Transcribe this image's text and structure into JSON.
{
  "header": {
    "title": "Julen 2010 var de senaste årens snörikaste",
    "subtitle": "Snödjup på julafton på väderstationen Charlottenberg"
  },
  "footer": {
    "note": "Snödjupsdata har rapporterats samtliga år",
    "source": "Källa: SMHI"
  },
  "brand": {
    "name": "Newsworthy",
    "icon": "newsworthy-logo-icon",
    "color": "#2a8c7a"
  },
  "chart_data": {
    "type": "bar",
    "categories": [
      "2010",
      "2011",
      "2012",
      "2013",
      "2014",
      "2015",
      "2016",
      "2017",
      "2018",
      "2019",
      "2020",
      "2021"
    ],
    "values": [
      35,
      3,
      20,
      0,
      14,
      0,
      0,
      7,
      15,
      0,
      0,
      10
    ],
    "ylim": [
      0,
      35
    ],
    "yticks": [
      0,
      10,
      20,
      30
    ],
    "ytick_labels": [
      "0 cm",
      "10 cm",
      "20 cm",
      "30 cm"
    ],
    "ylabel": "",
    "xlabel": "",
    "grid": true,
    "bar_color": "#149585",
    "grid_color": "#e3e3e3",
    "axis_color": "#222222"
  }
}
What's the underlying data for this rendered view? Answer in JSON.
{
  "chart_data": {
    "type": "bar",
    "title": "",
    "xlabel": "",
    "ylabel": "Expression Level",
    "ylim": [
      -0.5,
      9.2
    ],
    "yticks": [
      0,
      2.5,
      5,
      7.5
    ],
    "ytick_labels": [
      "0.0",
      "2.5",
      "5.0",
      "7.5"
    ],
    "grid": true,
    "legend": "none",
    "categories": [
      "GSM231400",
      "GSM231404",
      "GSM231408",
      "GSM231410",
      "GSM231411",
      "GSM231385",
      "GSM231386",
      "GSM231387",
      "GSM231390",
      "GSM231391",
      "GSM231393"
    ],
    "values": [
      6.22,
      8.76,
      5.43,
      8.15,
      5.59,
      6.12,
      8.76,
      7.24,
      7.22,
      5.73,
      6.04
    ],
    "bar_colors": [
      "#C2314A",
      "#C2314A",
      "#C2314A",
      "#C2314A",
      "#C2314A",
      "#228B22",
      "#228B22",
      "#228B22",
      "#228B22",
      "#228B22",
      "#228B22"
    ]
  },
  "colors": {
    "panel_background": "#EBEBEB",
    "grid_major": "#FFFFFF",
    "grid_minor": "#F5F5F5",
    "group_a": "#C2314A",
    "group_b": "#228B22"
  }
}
● ● ● ●
Each line of the material above must be retyped precisely.

Transcribe this image's text and structure into JSON.
{
  "header": {
    "title": "Julen 2010 var de senaste årens snörikaste",
    "subtitle": "Snödjup på julafton på väderstationen Charlottenberg"
  },
  "footer": {
    "note": "Snödjupsdata har rapporterats samtliga år",
    "source": "Källa: SMHI"
  },
  "brand": {
    "name": "Newsworthy",
    "icon": "newsworthy-logo-icon",
    "color": "#2a8c7a"
  },
  "chart_data": {
    "type": "bar",
    "categories": [
      "2010",
      "2011",
      "2012",
      "2013",
      "2014",
      "2015",
      "2016",
      "2017",
      "2018",
      "2019",
      "2020",
      "2021"
    ],
    "values": [
      35,
      3,
      20,
      0,
      14,
      0,
      0,
      7,
      15,
      0,
      0,
      10
    ],
    "ylim": [
      0,
      35
    ],
    "yticks": [
      0,
      10,
      20,
      30
    ],
    "ytick_labels": [
      "0 cm",
      "10 cm",
      "20 cm",
      "30 cm"
    ],
    "ylabel": "",
    "xlabel": "",
    "grid": true,
    "bar_color": "#149585",
    "grid_color": "#e3e3e3",
    "axis_color": "#222222"
  }
}
What's the underlying data for this rendered view? Answer in JSON.
{
  "chart_data": {
    "type": "bar",
    "title": "",
    "xlabel": "",
    "ylabel": "Expression Level",
    "ylim": [
      -0.5,
      9.2
    ],
    "yticks": [
      0,
      2.5,
      5,
      7.5
    ],
    "ytick_labels": [
      "0.0",
      "2.5",
      "5.0",
      "7.5"
    ],
    "grid": true,
    "legend": "none",
    "categories": [
      "GSM231400",
      "GSM231404",
      "GSM231408",
      "GSM231410",
      "GSM231411",
      "GSM231385",
      "GSM231386",
      "GSM231387",
      "GSM231390",
      "GSM231391",
      "GSM231393"
    ],
    "values": [
      6.22,
      8.76,
      5.43,
      8.15,
      5.59,
      6.12,
      8.76,
      7.24,
      7.22,
      5.73,
      6.04
    ],
    "bar_colors": [
      "#C2314A",
      "#C2314A",
      "#C2314A",
      "#C2314A",
      "#C2314A",
      "#228B22",
      "#228B22",
      "#228B22",
      "#228B22",
      "#228B22",
      "#228B22"
    ]
  },
  "colors": {
    "panel_background": "#EBEBEB",
    "grid_major": "#FFFFFF",
    "grid_minor": "#F5F5F5",
    "group_a": "#C2314A",
    "group_b": "#228B22"
  }
}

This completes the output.